* Study material:
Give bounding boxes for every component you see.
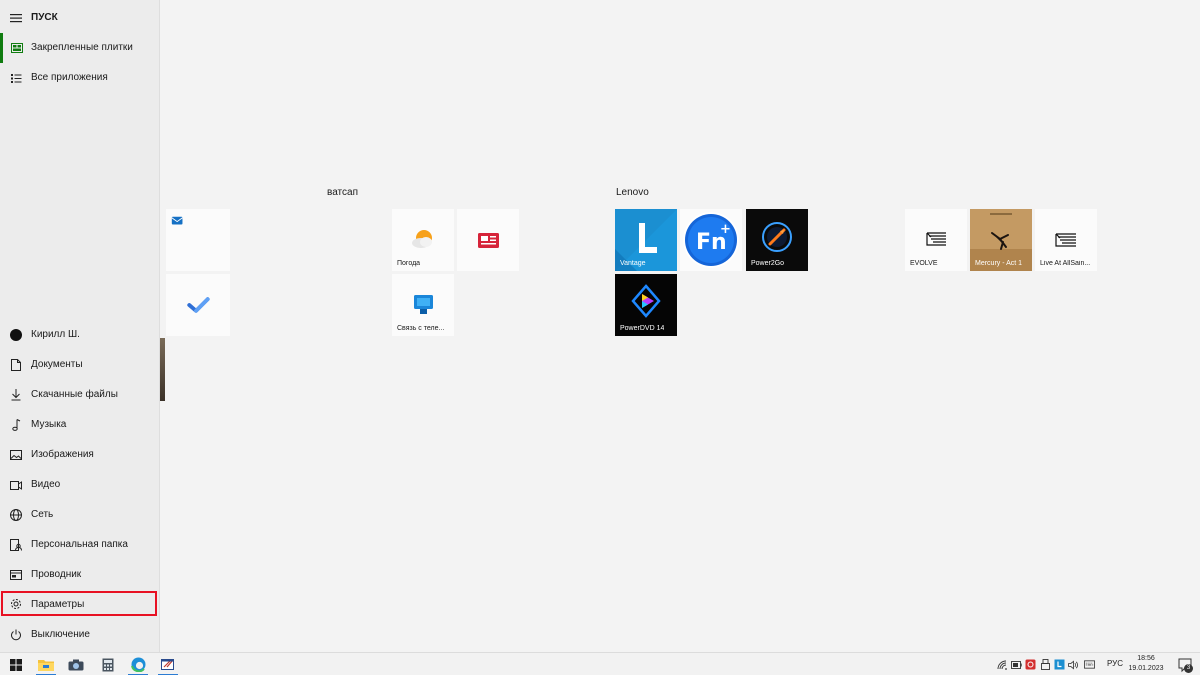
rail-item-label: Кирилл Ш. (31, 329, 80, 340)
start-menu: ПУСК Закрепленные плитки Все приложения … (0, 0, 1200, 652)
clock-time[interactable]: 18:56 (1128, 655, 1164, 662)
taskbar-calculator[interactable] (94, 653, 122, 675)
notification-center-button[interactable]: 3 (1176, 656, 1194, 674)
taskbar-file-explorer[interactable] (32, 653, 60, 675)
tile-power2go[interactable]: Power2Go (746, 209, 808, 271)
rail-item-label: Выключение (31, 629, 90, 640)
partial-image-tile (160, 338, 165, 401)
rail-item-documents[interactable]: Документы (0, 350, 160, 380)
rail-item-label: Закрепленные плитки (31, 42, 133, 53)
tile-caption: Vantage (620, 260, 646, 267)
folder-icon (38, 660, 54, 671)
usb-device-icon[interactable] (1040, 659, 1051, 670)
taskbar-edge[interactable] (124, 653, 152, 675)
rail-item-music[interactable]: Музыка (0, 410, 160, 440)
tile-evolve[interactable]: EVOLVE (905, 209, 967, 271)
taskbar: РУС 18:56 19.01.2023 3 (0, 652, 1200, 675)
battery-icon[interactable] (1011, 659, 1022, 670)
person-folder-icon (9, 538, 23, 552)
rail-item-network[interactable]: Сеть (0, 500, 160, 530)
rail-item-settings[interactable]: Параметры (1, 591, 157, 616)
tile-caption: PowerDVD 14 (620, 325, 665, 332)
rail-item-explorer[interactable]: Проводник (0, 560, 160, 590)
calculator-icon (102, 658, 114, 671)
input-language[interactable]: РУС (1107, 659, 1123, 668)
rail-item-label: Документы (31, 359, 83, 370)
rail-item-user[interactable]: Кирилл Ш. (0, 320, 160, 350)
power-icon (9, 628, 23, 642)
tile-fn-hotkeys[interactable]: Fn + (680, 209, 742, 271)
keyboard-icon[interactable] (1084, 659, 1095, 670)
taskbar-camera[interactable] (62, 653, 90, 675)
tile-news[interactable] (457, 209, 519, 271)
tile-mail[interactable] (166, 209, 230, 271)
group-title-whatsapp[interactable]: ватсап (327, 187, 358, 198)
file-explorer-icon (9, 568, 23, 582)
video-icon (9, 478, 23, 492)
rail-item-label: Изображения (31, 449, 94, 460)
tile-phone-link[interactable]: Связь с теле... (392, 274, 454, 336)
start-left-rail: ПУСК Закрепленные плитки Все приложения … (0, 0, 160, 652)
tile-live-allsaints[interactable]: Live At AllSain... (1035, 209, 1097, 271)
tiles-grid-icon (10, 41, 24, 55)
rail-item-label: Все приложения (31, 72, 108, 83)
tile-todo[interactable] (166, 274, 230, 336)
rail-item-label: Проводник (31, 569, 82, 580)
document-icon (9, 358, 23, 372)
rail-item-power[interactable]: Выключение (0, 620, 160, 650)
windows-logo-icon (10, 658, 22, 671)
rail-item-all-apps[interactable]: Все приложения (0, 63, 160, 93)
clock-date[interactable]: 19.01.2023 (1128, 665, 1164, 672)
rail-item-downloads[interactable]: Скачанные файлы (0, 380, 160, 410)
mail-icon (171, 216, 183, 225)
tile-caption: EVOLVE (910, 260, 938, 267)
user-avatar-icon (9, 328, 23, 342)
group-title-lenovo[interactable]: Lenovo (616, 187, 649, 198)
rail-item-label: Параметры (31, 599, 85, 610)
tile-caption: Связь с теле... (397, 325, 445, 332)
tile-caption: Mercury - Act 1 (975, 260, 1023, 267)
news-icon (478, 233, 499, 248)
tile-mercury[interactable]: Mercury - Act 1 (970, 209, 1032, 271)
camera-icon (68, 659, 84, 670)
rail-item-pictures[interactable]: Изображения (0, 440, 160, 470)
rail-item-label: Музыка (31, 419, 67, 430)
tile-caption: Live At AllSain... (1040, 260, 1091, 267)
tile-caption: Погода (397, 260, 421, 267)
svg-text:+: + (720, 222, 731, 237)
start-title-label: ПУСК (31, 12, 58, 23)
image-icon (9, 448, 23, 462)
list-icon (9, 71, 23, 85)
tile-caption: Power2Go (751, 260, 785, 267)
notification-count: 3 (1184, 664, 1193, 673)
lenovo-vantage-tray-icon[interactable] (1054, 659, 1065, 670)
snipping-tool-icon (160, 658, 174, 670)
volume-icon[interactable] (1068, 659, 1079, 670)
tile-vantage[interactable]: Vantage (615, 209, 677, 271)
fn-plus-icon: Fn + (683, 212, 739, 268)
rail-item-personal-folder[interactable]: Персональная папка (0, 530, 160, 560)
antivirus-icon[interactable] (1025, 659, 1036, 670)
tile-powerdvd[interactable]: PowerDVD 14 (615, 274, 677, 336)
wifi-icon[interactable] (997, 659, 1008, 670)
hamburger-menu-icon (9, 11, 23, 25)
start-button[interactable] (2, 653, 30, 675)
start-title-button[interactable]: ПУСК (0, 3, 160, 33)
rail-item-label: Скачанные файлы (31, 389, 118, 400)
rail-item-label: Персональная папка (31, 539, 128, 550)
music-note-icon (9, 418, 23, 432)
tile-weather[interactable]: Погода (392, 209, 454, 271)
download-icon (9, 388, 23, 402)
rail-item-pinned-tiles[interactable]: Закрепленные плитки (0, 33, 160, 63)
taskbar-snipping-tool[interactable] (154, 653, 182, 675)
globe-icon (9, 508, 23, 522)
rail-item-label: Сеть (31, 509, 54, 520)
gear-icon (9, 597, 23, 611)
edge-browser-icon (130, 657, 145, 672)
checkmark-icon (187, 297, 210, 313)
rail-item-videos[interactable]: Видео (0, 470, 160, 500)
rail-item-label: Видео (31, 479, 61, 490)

* Description of the task: Nothing but an exact transcription of the material, without pictures, should be returned.

* Answer section:
Give bounding boxes for every component you see.
rail-item-label: Кирилл Ш. (31, 329, 80, 340)
start-menu: ПУСК Закрепленные плитки Все приложения … (0, 0, 1200, 652)
clock-time[interactable]: 18:56 (1128, 655, 1164, 662)
taskbar-calculator[interactable] (94, 653, 122, 675)
notification-center-button[interactable]: 3 (1176, 656, 1194, 674)
taskbar-file-explorer[interactable] (32, 653, 60, 675)
tile-power2go[interactable]: Power2Go (746, 209, 808, 271)
rail-item-label: Выключение (31, 629, 90, 640)
partial-image-tile (160, 338, 165, 401)
rail-item-documents[interactable]: Документы (0, 350, 160, 380)
rail-item-label: Закрепленные плитки (31, 42, 133, 53)
tile-caption: Vantage (620, 260, 646, 267)
folder-icon (38, 660, 54, 671)
usb-device-icon[interactable] (1040, 659, 1051, 670)
taskbar-edge[interactable] (124, 653, 152, 675)
rail-item-music[interactable]: Музыка (0, 410, 160, 440)
tile-evolve[interactable]: EVOLVE (905, 209, 967, 271)
taskbar: РУС 18:56 19.01.2023 3 (0, 652, 1200, 675)
battery-icon[interactable] (1011, 659, 1022, 670)
person-folder-icon (9, 538, 23, 552)
rail-item-network[interactable]: Сеть (0, 500, 160, 530)
rail-item-settings[interactable]: Параметры (1, 591, 157, 616)
tile-caption: PowerDVD 14 (620, 325, 665, 332)
rail-item-explorer[interactable]: Проводник (0, 560, 160, 590)
calculator-icon (102, 658, 114, 671)
input-language[interactable]: РУС (1107, 659, 1123, 668)
rail-item-label: Документы (31, 359, 83, 370)
rail-item-user[interactable]: Кирилл Ш. (0, 320, 160, 350)
power-icon (9, 628, 23, 642)
tile-fn-hotkeys[interactable]: Fn + (680, 209, 742, 271)
keyboard-icon[interactable] (1084, 659, 1095, 670)
taskbar-camera[interactable] (62, 653, 90, 675)
tile-news[interactable] (457, 209, 519, 271)
tile-mail[interactable] (166, 209, 230, 271)
group-title-whatsapp[interactable]: ватсап (327, 187, 358, 198)
file-explorer-icon (9, 568, 23, 582)
video-icon (9, 478, 23, 492)
rail-item-label: Изображения (31, 449, 94, 460)
tile-phone-link[interactable]: Связь с теле... (392, 274, 454, 336)
start-left-rail: ПУСК Закрепленные плитки Все приложения … (0, 0, 160, 652)
tile-live-allsaints[interactable]: Live At AllSain... (1035, 209, 1097, 271)
tiles-grid-icon (10, 41, 24, 55)
rail-item-label: Все приложения (31, 72, 108, 83)
tile-todo[interactable] (166, 274, 230, 336)
rail-item-label: Проводник (31, 569, 82, 580)
document-icon (9, 358, 23, 372)
rail-item-power[interactable]: Выключение (0, 620, 160, 650)
windows-logo-icon (10, 658, 22, 671)
rail-item-all-apps[interactable]: Все приложения (0, 63, 160, 93)
clock-date[interactable]: 19.01.2023 (1128, 665, 1164, 672)
rail-item-downloads[interactable]: Скачанные файлы (0, 380, 160, 410)
mail-icon (171, 216, 183, 225)
tile-caption: EVOLVE (910, 260, 938, 267)
user-avatar-icon (9, 328, 23, 342)
group-title-lenovo[interactable]: Lenovo (616, 187, 649, 198)
rail-item-label: Параметры (31, 599, 85, 610)
tile-caption: Связь с теле... (397, 325, 445, 332)
tile-caption: Mercury - Act 1 (975, 260, 1023, 267)
news-icon (478, 233, 499, 248)
tile-mercury[interactable]: Mercury - Act 1 (970, 209, 1032, 271)
camera-icon (68, 659, 84, 670)
rail-item-pictures[interactable]: Изображения (0, 440, 160, 470)
rail-item-label: Музыка (31, 419, 67, 430)
tile-caption: Live At AllSain... (1040, 260, 1091, 267)
tile-caption: Погода (397, 260, 421, 267)
svg-text:+: + (720, 222, 731, 237)
start-title-label: ПУСК (31, 12, 58, 23)
image-icon (9, 448, 23, 462)
list-icon (9, 71, 23, 85)
tile-caption: Power2Go (751, 260, 785, 267)
notification-count: 3 (1184, 664, 1193, 673)
lenovo-vantage-tray-icon[interactable] (1054, 659, 1065, 670)
snipping-tool-icon (160, 658, 174, 670)
volume-icon[interactable] (1068, 659, 1079, 670)
tile-vantage[interactable]: Vantage (615, 209, 677, 271)
fn-plus-icon: Fn + (683, 212, 739, 268)
rail-item-personal-folder[interactable]: Персональная папка (0, 530, 160, 560)
antivirus-icon[interactable] (1025, 659, 1036, 670)
tile-powerdvd[interactable]: PowerDVD 14 (615, 274, 677, 336)
wifi-icon[interactable] (997, 659, 1008, 670)
hamburger-menu-icon (9, 11, 23, 25)
start-button[interactable] (2, 653, 30, 675)
start-title-button[interactable]: ПУСК (0, 3, 160, 33)
rail-item-label: Скачанные файлы (31, 389, 118, 400)
rail-item-label: Персональная папка (31, 539, 128, 550)
music-note-icon (9, 418, 23, 432)
tile-weather[interactable]: Погода (392, 209, 454, 271)
download-icon (9, 388, 23, 402)
rail-item-pinned-tiles[interactable]: Закрепленные плитки (0, 33, 160, 63)
taskbar-snipping-tool[interactable] (154, 653, 182, 675)
globe-icon (9, 508, 23, 522)
rail-item-label: Сеть (31, 509, 54, 520)
gear-icon (9, 597, 23, 611)
edge-browser-icon (130, 657, 145, 672)
checkmark-icon (187, 297, 210, 313)
rail-item-videos[interactable]: Видео (0, 470, 160, 500)
rail-item-label: Видео (31, 479, 61, 490)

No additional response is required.